PASSAGE TO READ:
◇ ◇ ◇ ◇ ◇

New relationship balance for international and national oil companies

12 October 2010

National oil companies and international majors will need each other for the future of global oil

Since its formation, the international oil group Opec has shifted the balance of power away from international oil companies. When exploration first began in the 1930s, it was Western firms that benefited most from the region’s abundant hydrocarbons reserves.

Dissatisfied with this, five leading oil producers, including Iran, Iraq, Kuwait and Saudi Arabia, announced the formation of Opec in 1960 with the aim of regaining control over their assets and oil prices.

This was made possible through joint ventures, production sharing agreements and technical service contracts. Fifty years later and the national oil companies are themselves becoming international oil companies investing in projects overseas, in particular in Asia. But it is too early to sound the death knell for the Western oil majors in the Middle East.

They still provide much needed capital, access to market and technical expertise. With the easily extractable deposits mostly exhausted, the national oil companies are increasingly having to turn to geologically complex oil and gas fields. Only the Western oil firms that have spent heavily on research and development in the past 30 years are adept at handling these reservoirs.

But equally, the international oil companies are still heavily reliant on business in the Middle East. Although in recent months several have walked away from projects in the region, this is more a symptom of firms scaling back on their capital investment commitments in the wake of the global financial crisis, rather than a reflection on the attractiveness of the opportunities on offer.

The Middle East still holds the majority of the world’s unexploited hydrocarbons reserves. The balance of power has indeed shifted, but it is more a state of mutual dependency than the national oil companies having gained the upper hand.

◇ ◇ ◇ ◇ ◇

DATASET RECORDS:
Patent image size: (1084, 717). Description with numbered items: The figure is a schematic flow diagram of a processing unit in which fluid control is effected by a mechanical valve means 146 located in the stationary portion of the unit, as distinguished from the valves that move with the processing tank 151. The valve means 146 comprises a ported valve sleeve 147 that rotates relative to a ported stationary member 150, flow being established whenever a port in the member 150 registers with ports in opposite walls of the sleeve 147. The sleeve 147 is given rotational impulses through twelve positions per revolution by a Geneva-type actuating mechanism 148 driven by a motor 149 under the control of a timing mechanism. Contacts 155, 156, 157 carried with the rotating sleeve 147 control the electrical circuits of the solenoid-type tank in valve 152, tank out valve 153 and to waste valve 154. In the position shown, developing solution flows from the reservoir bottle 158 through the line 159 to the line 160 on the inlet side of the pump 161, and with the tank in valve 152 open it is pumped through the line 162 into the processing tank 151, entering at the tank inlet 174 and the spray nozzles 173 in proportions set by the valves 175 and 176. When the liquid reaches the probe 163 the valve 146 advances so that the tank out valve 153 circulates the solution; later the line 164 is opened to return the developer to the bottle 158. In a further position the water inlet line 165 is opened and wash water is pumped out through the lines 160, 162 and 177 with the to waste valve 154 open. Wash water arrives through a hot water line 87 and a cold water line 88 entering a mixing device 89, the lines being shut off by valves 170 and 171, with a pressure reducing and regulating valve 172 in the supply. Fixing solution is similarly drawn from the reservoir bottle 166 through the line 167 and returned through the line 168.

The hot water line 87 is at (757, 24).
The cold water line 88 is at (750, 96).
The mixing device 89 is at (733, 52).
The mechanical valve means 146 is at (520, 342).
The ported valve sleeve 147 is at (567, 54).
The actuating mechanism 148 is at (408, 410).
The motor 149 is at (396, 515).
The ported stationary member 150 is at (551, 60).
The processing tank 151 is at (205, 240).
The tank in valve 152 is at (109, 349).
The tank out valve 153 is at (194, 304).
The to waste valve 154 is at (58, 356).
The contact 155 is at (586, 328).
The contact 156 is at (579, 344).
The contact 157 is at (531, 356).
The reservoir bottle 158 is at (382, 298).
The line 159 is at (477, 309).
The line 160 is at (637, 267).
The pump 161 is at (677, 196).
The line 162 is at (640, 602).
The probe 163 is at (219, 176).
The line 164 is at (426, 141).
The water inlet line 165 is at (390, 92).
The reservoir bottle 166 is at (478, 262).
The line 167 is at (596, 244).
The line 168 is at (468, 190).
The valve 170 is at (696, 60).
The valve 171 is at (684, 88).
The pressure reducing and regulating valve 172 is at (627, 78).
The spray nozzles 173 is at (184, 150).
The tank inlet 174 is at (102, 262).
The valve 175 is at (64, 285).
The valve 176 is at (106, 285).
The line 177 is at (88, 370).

◇ ◇ ◇ ◇ ◇

TASK REQUIREMENTS:
[1] In the article on oil companies, quote word for word the passage that begins at the words "Since its formation, the" and stops after the words "majors in the Middle East.".
[2] According to the article on oil companies, what three things do the Western oil majors still provide?

RESULTS:
[1]
Since its formation, the international oil group Opec has shifted the balance of power away from international oil companies. When exploration first began in the 1930s, it was Western firms that benefited most from the region’s abundant hydrocarbons reserves.

Dissatisfied with this, five leading oil producers, including Iran, Iraq, Kuwait and Saudi Arabia, announced the formation of Opec in 1960 with the aim of regaining control over their assets and oil prices.

This was made possible through joint ventures, production sharing agreements and technical service contracts. Fifty years later and the national oil companies are themselves becoming international oil companies investing in projects overseas, in particular in Asia. But it is too early to sound the death knell for the Western oil majors in the Middle East.

[2] Much needed capital, access to market and technical expertise.